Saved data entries
• • • • •
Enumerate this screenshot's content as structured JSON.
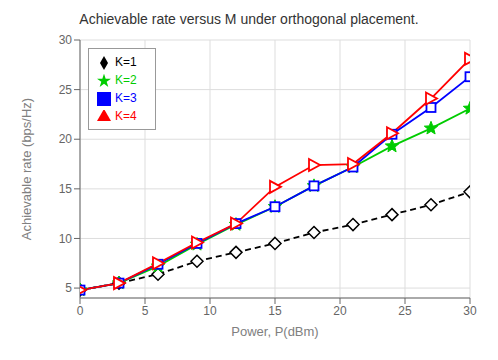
{
  "chart_data": {
    "type": "line",
    "title": "Achievable rate versus M under orthogonal placement.",
    "xlabel": "Power, P(dBm)",
    "ylabel": "Achievable rate (bps/Hz)",
    "x": [
      0,
      3,
      6,
      9,
      12,
      15,
      18,
      21,
      24,
      27,
      30
    ],
    "series": [
      {
        "name": "K=1",
        "color": "#000000",
        "marker": "diamond",
        "line_style": "dashed",
        "values": [
          4.8,
          5.5,
          6.4,
          7.7,
          8.6,
          9.5,
          10.6,
          11.4,
          12.4,
          13.4,
          14.7
        ]
      },
      {
        "name": "K=2",
        "color": "#00cc00",
        "marker": "star",
        "line_style": "solid",
        "values": [
          4.8,
          5.5,
          7.2,
          9.4,
          11.4,
          13.2,
          15.3,
          17.2,
          19.3,
          21.1,
          23.1
        ]
      },
      {
        "name": "K=3",
        "color": "#0000ff",
        "marker": "square",
        "line_style": "solid",
        "values": [
          4.8,
          5.5,
          7.4,
          9.5,
          11.5,
          13.2,
          15.3,
          17.2,
          20.5,
          23.2,
          26.3
        ]
      },
      {
        "name": "K=4",
        "color": "#ff0000",
        "marker": "triangle-right",
        "line_style": "solid",
        "values": [
          4.8,
          5.5,
          7.5,
          9.6,
          11.5,
          15.2,
          17.4,
          17.5,
          20.6,
          24.1,
          28.1
        ]
      }
    ],
    "xlim": [
      0,
      30
    ],
    "ylim": [
      4,
      30
    ],
    "xticks": [
      0,
      5,
      10,
      15,
      20,
      25,
      30
    ],
    "yticks": [
      5,
      10,
      15,
      20,
      25,
      30
    ],
    "grid": true,
    "legend": "upper left"
  }
}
• • • • •
Goal of the exercise: Reproduce the whole listing word for word, setting aside any pictures.

Task solution:
Enumerate this screenshot's content as structured JSON.
{
  "chart_data": {
    "type": "line",
    "title": "Achievable rate versus M under orthogonal placement.",
    "xlabel": "Power, P(dBm)",
    "ylabel": "Achievable rate (bps/Hz)",
    "x": [
      0,
      3,
      6,
      9,
      12,
      15,
      18,
      21,
      24,
      27,
      30
    ],
    "series": [
      {
        "name": "K=1",
        "color": "#000000",
        "marker": "diamond",
        "line_style": "dashed",
        "values": [
          4.8,
          5.5,
          6.4,
          7.7,
          8.6,
          9.5,
          10.6,
          11.4,
          12.4,
          13.4,
          14.7
        ]
      },
      {
        "name": "K=2",
        "color": "#00cc00",
        "marker": "star",
        "line_style": "solid",
        "values": [
          4.8,
          5.5,
          7.2,
          9.4,
          11.4,
          13.2,
          15.3,
          17.2,
          19.3,
          21.1,
          23.1
        ]
      },
      {
        "name": "K=3",
        "color": "#0000ff",
        "marker": "square",
        "line_style": "solid",
        "values": [
          4.8,
          5.5,
          7.4,
          9.5,
          11.5,
          13.2,
          15.3,
          17.2,
          20.5,
          23.2,
          26.3
        ]
      },
      {
        "name": "K=4",
        "color": "#ff0000",
        "marker": "triangle-right",
        "line_style": "solid",
        "values": [
          4.8,
          5.5,
          7.5,
          9.6,
          11.5,
          15.2,
          17.4,
          17.5,
          20.6,
          24.1,
          28.1
        ]
      }
    ],
    "xlim": [
      0,
      30
    ],
    "ylim": [
      4,
      30
    ],
    "xticks": [
      0,
      5,
      10,
      15,
      20,
      25,
      30
    ],
    "yticks": [
      5,
      10,
      15,
      20,
      25,
      30
    ],
    "grid": true,
    "legend": "upper left"
  }
}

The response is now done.